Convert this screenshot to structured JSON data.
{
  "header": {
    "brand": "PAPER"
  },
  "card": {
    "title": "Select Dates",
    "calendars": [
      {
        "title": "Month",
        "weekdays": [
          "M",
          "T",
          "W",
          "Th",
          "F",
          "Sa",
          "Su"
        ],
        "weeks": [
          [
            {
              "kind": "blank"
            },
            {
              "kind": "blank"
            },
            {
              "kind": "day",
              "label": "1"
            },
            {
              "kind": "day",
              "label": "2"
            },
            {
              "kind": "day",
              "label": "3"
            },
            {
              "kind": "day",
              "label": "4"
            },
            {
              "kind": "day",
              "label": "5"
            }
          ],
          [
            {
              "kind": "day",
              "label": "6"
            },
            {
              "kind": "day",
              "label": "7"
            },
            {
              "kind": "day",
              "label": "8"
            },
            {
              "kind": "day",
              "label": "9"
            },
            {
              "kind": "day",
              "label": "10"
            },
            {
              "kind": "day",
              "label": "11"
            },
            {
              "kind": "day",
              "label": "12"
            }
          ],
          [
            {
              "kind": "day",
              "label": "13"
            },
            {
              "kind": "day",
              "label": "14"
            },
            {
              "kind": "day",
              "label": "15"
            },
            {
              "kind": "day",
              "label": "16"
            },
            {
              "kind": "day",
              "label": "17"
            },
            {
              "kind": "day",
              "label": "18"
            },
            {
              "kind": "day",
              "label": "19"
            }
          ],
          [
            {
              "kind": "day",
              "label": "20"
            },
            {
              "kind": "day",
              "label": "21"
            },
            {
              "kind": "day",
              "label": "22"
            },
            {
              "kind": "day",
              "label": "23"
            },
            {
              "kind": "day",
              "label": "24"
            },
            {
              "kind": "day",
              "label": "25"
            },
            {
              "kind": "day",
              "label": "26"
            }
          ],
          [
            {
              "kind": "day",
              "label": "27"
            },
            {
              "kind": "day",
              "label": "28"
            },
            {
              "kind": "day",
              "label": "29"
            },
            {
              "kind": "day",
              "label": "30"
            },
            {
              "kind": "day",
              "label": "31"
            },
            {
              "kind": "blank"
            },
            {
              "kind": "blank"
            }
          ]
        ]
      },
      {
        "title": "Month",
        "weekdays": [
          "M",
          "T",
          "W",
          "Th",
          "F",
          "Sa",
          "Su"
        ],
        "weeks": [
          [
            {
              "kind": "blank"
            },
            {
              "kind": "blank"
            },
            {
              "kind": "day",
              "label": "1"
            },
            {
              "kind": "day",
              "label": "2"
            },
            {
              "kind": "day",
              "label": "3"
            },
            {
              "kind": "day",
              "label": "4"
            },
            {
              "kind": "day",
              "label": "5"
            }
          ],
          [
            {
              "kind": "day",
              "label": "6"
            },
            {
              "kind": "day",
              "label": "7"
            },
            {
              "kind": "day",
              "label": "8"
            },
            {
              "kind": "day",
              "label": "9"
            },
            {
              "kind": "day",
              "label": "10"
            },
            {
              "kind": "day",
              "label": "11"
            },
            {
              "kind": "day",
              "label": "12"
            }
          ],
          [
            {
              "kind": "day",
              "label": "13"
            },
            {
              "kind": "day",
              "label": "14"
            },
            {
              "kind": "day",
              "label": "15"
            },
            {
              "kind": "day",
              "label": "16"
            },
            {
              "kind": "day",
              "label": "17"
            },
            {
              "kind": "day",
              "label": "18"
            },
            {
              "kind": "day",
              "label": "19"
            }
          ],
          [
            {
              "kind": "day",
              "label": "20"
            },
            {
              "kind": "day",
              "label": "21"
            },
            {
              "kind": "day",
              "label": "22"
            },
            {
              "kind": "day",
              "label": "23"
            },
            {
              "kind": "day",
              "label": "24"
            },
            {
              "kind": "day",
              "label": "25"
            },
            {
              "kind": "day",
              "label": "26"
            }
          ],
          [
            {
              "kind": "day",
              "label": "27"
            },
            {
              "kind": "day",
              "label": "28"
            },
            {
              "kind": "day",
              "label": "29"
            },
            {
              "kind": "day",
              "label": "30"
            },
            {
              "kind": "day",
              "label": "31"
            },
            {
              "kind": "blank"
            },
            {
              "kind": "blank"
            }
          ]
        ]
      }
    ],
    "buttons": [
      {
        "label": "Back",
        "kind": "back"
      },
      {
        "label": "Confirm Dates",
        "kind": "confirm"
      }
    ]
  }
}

▶ _TASK STATEMENT_: Copy every line of the records word for word.

▶ _OUTPUT OF THE EXERCISE_:
Convert this screenshot to structured JSON data.
{
  "header": {
    "brand": "PAPER"
  },
  "card": {
    "title": "Select Dates",
    "calendars": [
      {
        "title": "Month",
        "weekdays": [
          "M",
          "T",
          "W",
          "Th",
          "F",
          "Sa",
          "Su"
        ],
        "weeks": [
          [
            {
              "kind": "blank"
            },
            {
              "kind": "blank"
            },
            {
              "kind": "day",
              "label": "1"
            },
            {
              "kind": "day",
              "label": "2"
            },
            {
              "kind": "day",
              "label": "3"
            },
            {
              "kind": "day",
              "label": "4"
            },
            {
              "kind": "day",
              "label": "5"
            }
          ],
          [
            {
              "kind": "day",
              "label": "6"
            },
            {
              "kind": "day",
              "label": "7"
            },
            {
              "kind": "day",
              "label": "8"
            },
            {
              "kind": "day",
              "label": "9"
            },
            {
              "kind": "day",
              "label": "10"
            },
            {
              "kind": "day",
              "label": "11"
            },
            {
              "kind": "day",
              "label": "12"
            }
          ],
          [
            {
              "kind": "day",
              "label": "13"
            },
            {
              "kind": "day",
              "label": "14"
            },
            {
              "kind": "day",
              "label": "15"
            },
            {
              "kind": "day",
              "label": "16"
            },
            {
              "kind": "day",
              "label": "17"
            },
            {
              "kind": "day",
              "label": "18"
            },
            {
              "kind": "day",
              "label": "19"
            }
          ],
          [
            {
              "kind": "day",
              "label": "20"
            },
            {
              "kind": "day",
              "label": "21"
            },
            {
              "kind": "day",
              "label": "22"
            },
            {
              "kind": "day",
              "label": "23"
            },
            {
              "kind": "day",
              "label": "24"
            },
            {
              "kind": "day",
              "label": "25"
            },
            {
              "kind": "day",
              "label": "26"
            }
          ],
          [
            {
              "kind": "day",
              "label": "27"
            },
            {
              "kind": "day",
              "label": "28"
            },
            {
              "kind": "day",
              "label": "29"
            },
            {
              "kind": "day",
              "label": "30"
            },
            {
              "kind": "day",
              "label": "31"
            },
            {
              "kind": "blank"
            },
            {
              "kind": "blank"
            }
          ]
        ]
      },
      {
        "title": "Month",
        "weekdays": [
          "M",
          "T",
          "W",
          "Th",
          "F",
          "Sa",
          "Su"
        ],
        "weeks": [
          [
            {
              "kind": "blank"
            },
            {
              "kind": "blank"
            },
            {
              "kind": "day",
              "label": "1"
            },
            {
              "kind": "day",
              "label": "2"
            },
            {
              "kind": "day",
              "label": "3"
            },
            {
              "kind": "day",
              "label": "4"
            },
            {
              "kind": "day",
              "label": "5"
            }
          ],
          [
            {
              "kind": "day",
              "label": "6"
            },
            {
              "kind": "day",
              "label": "7"
            },
            {
              "kind": "day",
              "label": "8"
            },
            {
              "kind": "day",
              "label": "9"
            },
            {
              "kind": "day",
              "label": "10"
            },
            {
              "kind": "day",
              "label": "11"
            },
            {
              "kind": "day",
              "label": "12"
            }
          ],
          [
            {
              "kind": "day",
              "label": "13"
            },
            {
              "kind": "day",
              "label": "14"
            },
            {
              "kind": "day",
              "label": "15"
            },
            {
              "kind": "day",
              "label": "16"
            },
            {
              "kind": "day",
              "label": "17"
            },
            {
              "kind": "day",
              "label": "18"
            },
            {
              "kind": "day",
              "label": "19"
            }
          ],
          [
            {
              "kind": "day",
              "label": "20"
            },
            {
              "kind": "day",
              "label": "21"
            },
            {
              "kind": "day",
              "label": "22"
            },
            {
              "kind": "day",
              "label": "23"
            },
            {
              "kind": "day",
              "label": "24"
            },
            {
              "kind": "day",
              "label": "25"
            },
            {
              "kind": "day",
              "label": "26"
            }
          ],
          [
            {
              "kind": "day",
              "label": "27"
            },
            {
              "kind": "day",
              "label": "28"
            },
            {
              "kind": "day",
              "label": "29"
            },
            {
              "kind": "day",
              "label": "30"
            },
            {
              "kind": "day",
              "label": "31"
            },
            {
              "kind": "blank"
            },
            {
              "kind": "blank"
            }
          ]
        ]
      }
    ],
    "buttons": [
      {
        "label": "Back",
        "kind": "back"
      },
      {
        "label": "Confirm Dates",
        "kind": "confirm"
      }
    ]
  }
}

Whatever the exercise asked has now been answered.